*** Available data ***

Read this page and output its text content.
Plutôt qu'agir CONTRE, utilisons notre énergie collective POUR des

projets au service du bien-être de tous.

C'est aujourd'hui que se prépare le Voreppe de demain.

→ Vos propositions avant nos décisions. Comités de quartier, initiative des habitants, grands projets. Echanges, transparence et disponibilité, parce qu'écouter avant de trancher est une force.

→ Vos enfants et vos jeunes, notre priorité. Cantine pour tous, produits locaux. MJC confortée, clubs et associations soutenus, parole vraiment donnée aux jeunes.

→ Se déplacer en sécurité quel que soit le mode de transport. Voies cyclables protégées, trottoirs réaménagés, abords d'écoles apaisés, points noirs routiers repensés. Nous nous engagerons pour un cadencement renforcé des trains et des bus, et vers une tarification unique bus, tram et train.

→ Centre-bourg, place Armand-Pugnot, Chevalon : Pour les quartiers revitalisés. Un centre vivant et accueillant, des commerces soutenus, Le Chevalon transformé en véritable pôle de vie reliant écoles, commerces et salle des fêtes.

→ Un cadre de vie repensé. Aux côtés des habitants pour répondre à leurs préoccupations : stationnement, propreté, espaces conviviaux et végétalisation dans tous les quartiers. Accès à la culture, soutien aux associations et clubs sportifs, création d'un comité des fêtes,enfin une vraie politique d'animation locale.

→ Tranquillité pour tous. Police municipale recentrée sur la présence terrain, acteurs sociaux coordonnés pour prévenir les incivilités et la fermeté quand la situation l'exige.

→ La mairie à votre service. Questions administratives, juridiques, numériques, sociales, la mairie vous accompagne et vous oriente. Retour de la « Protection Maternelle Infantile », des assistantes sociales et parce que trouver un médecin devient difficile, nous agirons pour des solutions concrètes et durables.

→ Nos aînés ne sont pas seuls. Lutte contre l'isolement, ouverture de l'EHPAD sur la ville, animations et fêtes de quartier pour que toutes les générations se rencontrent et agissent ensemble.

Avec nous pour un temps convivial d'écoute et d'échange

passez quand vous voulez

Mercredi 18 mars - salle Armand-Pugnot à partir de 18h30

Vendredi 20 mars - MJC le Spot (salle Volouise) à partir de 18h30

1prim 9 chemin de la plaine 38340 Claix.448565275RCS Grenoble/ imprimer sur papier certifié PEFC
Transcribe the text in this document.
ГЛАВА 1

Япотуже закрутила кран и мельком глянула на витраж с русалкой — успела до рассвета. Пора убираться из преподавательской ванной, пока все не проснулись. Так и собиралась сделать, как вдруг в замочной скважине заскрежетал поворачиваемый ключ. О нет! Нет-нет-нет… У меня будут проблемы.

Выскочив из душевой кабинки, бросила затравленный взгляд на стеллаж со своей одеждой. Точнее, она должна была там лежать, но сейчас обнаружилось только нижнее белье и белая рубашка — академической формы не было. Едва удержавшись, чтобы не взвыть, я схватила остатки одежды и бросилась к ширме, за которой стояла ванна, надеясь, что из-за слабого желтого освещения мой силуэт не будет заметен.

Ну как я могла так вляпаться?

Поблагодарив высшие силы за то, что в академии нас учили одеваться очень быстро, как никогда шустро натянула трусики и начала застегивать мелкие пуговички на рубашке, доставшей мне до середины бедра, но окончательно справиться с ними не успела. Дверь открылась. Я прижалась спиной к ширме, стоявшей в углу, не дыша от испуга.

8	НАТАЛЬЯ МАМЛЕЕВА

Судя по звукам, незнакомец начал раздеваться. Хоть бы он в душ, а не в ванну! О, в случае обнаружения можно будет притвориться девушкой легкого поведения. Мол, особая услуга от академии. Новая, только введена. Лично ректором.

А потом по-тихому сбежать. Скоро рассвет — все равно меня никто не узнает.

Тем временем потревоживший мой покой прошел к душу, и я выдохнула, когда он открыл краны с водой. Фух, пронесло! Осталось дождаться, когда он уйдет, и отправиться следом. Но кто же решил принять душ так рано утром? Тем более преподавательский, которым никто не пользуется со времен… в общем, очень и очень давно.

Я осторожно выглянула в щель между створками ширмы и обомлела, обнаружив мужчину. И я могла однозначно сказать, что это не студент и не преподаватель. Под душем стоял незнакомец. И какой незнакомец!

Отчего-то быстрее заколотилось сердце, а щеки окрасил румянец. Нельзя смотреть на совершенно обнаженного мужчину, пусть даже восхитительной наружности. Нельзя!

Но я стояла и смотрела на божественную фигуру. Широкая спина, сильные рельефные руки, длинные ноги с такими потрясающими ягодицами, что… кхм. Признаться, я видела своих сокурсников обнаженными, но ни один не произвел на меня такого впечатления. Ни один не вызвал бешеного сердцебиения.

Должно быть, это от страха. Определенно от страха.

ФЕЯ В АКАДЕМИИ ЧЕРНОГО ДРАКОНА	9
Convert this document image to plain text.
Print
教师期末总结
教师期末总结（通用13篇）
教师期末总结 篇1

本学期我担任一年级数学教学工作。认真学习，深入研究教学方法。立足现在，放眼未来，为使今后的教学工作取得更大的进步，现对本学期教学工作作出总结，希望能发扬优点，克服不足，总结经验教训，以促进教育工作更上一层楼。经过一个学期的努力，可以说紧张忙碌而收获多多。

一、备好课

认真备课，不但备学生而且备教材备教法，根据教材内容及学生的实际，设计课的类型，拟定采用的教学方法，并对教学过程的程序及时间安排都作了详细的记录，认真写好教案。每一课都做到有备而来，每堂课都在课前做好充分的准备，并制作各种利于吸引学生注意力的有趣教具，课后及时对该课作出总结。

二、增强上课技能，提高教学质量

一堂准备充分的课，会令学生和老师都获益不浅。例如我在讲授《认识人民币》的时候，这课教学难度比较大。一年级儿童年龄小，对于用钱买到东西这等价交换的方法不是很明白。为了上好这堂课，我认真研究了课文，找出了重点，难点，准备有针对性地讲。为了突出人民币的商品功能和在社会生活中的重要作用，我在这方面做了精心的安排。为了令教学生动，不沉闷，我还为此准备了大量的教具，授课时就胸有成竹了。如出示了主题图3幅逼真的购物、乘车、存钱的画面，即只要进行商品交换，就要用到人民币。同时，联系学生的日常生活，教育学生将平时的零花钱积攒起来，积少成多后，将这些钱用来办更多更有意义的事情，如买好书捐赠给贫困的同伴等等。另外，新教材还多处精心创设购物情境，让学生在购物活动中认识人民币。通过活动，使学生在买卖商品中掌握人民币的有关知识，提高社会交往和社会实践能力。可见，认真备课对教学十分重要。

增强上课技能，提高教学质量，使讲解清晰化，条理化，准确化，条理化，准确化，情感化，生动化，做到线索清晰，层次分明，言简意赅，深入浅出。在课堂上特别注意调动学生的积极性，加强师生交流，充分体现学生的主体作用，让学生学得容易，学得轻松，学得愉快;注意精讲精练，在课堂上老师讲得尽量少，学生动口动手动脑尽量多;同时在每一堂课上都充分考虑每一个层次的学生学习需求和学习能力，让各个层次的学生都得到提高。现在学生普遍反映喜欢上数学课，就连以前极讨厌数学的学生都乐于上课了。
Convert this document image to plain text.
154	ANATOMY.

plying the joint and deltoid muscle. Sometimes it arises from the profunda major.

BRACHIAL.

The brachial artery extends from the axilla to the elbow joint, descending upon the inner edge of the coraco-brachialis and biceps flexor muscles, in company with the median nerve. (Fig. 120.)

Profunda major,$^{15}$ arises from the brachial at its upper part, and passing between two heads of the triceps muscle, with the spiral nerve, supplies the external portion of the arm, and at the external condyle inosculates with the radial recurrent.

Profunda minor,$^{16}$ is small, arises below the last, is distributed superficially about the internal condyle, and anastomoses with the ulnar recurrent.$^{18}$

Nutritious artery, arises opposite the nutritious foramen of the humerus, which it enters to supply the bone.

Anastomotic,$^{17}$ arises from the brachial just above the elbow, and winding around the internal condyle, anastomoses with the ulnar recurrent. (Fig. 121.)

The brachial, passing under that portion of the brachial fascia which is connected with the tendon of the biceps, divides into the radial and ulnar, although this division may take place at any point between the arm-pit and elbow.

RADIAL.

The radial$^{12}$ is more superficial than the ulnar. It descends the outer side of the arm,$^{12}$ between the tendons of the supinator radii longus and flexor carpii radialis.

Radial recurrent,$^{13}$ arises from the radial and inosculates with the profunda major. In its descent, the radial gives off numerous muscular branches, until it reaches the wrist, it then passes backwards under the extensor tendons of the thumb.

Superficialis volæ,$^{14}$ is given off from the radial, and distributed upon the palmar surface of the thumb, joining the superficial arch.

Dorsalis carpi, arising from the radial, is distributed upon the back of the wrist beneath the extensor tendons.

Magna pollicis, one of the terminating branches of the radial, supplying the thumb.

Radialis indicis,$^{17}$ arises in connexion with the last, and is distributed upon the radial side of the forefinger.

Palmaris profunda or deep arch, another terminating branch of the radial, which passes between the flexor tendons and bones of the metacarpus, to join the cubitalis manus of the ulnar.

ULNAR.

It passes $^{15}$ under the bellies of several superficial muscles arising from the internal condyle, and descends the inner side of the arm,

***

_Request_
In the listing, find all lines with the string "biceps" and copy them.

_Solution to this task_
The brachial artery extends from the axilla to the elbow joint, descending upon the inner edge of the coraco-brachialis and biceps flexor muscles, in company with the median nerve. (Fig. 120.)
The brachial, passing under that portion of the brachial fascia which is connected with the tendon of the biceps, divides into the radial and ulnar, although this division may take place at any point between the arm-pit and elbow.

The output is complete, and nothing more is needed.